The rule to H.R. 3, the Juvenile Crime Control Act of 1997, does not allow Members to engage in a full and fair debate about reducing juvenile crime and making our schools safe. The closed rule denies Congress the opportunity to discuss child safety lock legislation. Child safety locks can help make our schools and our streets safer for our children. The loaded and unlocked guns are being taken from our homes continuously and used to commit juvenile crimes in our schools. Failure to allow this debate on safety locks is expensive for the American people. We in the health care system know that it costs us almost $3.5 billion, but, more than that, we are losing our children.

According to National Safe Kids Campaign Chairman C. Everett Koop, locks and load indicators could prevent more than 30 percent of unintentional firearm fatalities.

Child safety locks are not expensive. Child safety locks will reduce the cost to the American taxpayers associated with juvenile crime.

This is not the same old debate about gun control. This is about reducing violence and its associated costs.
-------
TASK GOAL:
Can you transcribe the remarks on the juvenile crime bill word for word, beginning at the words "The rule to" and stopping after "unintentional firearm fatalities."?

Stored items
-------
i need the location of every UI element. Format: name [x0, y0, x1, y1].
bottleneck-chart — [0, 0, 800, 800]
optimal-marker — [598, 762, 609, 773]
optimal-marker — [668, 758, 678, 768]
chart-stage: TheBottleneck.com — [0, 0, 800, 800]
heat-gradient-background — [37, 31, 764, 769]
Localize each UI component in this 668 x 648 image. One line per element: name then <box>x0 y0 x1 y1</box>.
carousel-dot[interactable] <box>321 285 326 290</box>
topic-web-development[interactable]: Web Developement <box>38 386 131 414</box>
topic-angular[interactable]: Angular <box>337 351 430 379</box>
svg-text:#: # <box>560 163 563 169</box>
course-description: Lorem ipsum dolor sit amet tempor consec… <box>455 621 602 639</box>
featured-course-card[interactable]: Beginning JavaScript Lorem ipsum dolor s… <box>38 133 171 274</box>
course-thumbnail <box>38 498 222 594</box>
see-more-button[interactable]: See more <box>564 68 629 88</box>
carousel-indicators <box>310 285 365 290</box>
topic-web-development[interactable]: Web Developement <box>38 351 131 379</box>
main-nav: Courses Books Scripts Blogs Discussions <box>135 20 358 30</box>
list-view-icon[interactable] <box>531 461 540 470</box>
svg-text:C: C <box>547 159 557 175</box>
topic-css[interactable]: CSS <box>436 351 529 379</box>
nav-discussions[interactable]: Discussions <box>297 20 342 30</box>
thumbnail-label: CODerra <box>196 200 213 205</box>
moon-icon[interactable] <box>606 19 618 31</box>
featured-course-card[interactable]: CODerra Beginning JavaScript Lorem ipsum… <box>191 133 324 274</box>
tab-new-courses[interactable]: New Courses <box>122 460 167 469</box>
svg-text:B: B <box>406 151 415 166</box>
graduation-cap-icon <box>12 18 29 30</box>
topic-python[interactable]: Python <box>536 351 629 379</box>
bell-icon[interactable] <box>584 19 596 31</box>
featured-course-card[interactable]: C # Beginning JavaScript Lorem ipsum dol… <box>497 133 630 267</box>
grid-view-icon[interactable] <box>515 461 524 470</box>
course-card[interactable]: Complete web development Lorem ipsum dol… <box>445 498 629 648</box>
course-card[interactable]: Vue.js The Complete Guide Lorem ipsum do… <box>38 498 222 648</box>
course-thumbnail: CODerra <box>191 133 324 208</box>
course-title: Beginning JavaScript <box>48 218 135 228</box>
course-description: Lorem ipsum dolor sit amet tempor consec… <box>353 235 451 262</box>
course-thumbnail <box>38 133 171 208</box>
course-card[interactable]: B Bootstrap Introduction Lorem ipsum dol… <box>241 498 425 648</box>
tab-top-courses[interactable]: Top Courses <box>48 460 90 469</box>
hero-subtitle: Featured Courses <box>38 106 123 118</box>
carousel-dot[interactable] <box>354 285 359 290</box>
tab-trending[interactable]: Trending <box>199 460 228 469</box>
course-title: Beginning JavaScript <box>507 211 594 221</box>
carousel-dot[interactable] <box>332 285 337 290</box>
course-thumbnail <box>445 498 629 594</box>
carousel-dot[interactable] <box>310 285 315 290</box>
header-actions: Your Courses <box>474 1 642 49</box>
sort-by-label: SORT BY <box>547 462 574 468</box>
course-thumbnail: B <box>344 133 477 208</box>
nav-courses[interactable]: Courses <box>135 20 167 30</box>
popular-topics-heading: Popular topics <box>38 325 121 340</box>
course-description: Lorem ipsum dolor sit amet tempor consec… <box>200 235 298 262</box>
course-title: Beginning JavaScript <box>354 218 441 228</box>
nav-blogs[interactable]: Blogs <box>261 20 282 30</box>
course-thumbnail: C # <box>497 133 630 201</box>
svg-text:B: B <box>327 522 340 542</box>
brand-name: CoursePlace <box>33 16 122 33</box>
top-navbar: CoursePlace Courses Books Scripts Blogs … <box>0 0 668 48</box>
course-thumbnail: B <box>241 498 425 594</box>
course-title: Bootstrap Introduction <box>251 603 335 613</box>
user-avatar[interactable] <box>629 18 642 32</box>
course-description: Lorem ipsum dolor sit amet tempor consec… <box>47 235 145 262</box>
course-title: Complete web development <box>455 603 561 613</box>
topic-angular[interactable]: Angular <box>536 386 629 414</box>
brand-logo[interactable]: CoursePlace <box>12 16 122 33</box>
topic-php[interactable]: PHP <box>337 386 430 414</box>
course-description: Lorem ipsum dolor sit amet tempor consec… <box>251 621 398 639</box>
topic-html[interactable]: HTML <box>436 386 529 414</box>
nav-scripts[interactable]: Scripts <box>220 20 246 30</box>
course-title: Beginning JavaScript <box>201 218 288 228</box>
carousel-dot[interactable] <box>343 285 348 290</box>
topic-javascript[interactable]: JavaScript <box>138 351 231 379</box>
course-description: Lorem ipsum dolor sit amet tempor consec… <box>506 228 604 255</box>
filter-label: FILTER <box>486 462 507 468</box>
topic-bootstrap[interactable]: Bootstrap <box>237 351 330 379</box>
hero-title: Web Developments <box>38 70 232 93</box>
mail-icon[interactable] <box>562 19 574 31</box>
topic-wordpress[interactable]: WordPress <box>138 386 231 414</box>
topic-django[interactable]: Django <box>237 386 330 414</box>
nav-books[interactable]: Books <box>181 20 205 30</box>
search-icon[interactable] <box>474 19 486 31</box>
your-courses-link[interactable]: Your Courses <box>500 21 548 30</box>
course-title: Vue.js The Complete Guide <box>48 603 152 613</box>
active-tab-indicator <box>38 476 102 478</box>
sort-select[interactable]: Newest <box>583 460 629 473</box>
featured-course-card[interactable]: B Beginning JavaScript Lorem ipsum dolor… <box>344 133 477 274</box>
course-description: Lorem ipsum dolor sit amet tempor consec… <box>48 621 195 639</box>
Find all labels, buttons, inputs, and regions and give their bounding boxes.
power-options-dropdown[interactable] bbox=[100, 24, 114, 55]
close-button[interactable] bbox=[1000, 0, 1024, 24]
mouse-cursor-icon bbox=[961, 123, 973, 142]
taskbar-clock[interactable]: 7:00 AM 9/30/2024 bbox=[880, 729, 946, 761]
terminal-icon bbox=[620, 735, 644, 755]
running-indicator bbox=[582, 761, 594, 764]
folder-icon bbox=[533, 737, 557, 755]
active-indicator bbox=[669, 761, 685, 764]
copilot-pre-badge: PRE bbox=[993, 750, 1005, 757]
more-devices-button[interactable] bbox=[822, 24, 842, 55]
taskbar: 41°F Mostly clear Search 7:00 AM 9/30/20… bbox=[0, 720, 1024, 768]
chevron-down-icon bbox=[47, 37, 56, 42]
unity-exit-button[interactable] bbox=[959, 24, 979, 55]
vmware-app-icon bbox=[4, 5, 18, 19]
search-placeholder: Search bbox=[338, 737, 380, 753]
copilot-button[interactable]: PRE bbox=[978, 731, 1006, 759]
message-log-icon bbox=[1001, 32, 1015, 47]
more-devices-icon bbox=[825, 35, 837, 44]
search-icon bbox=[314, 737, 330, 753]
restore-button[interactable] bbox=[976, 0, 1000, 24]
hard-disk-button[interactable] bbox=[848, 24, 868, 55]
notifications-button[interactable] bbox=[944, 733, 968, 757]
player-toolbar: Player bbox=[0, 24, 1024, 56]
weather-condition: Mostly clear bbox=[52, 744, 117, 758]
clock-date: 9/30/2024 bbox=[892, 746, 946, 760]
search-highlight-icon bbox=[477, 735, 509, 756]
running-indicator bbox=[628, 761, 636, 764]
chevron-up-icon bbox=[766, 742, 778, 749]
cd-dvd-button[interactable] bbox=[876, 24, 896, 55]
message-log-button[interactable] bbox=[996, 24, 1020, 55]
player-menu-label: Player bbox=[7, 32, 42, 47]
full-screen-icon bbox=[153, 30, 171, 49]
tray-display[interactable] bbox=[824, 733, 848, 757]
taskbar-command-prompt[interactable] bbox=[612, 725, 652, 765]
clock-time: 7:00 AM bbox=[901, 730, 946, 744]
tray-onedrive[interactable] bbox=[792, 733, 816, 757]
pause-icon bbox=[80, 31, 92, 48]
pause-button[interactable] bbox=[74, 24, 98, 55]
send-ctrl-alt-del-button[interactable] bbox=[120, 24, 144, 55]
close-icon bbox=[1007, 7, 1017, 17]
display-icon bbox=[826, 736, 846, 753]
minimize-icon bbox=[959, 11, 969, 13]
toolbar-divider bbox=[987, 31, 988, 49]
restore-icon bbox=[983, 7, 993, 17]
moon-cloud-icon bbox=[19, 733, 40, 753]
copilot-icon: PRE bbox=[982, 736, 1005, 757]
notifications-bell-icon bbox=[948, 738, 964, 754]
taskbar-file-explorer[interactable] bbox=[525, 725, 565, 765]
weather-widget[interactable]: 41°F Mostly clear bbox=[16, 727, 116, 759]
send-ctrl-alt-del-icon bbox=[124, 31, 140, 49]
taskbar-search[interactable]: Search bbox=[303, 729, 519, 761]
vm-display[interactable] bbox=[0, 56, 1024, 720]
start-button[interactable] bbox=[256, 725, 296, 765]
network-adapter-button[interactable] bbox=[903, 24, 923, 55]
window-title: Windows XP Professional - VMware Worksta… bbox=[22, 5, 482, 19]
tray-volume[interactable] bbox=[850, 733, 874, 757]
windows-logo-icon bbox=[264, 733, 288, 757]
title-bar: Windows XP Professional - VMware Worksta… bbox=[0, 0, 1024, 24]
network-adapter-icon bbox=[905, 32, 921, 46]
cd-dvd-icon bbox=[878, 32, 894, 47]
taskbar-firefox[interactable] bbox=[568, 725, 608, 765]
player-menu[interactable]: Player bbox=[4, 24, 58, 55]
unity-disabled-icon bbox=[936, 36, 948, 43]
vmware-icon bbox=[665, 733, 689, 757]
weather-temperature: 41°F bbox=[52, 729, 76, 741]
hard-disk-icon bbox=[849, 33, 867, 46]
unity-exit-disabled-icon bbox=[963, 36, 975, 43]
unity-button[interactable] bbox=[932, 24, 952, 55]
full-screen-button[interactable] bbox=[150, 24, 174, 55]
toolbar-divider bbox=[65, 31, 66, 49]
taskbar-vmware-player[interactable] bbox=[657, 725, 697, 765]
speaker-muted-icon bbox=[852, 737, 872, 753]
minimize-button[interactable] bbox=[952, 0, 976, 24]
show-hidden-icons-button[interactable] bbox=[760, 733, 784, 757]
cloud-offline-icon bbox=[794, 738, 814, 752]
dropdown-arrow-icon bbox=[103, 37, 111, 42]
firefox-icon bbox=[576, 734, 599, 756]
-------
PROBLEM SOLUTION:
The rule to H.R. 3, the Juvenile Crime Control Act of 1997, does not allow Members to engage in a full and fair debate about reducing juvenile crime and making our schools safe. The closed rule denies Congress the opportunity to discuss child safety lock legislation. Child safety locks can help make our schools and our streets safer for our children. The loaded and unlocked guns are being taken from our homes continuously and used to commit juvenile crimes in our schools. Failure to allow this debate on safety locks is expensive for the American people. We in the health care system know that it costs us almost $3.5 billion, but, more than that, we are losing our children.

According to National Safe Kids Campaign Chairman C. Everett Koop, locks and load indicators could prevent more than 30 percent of unintentional firearm fatalities.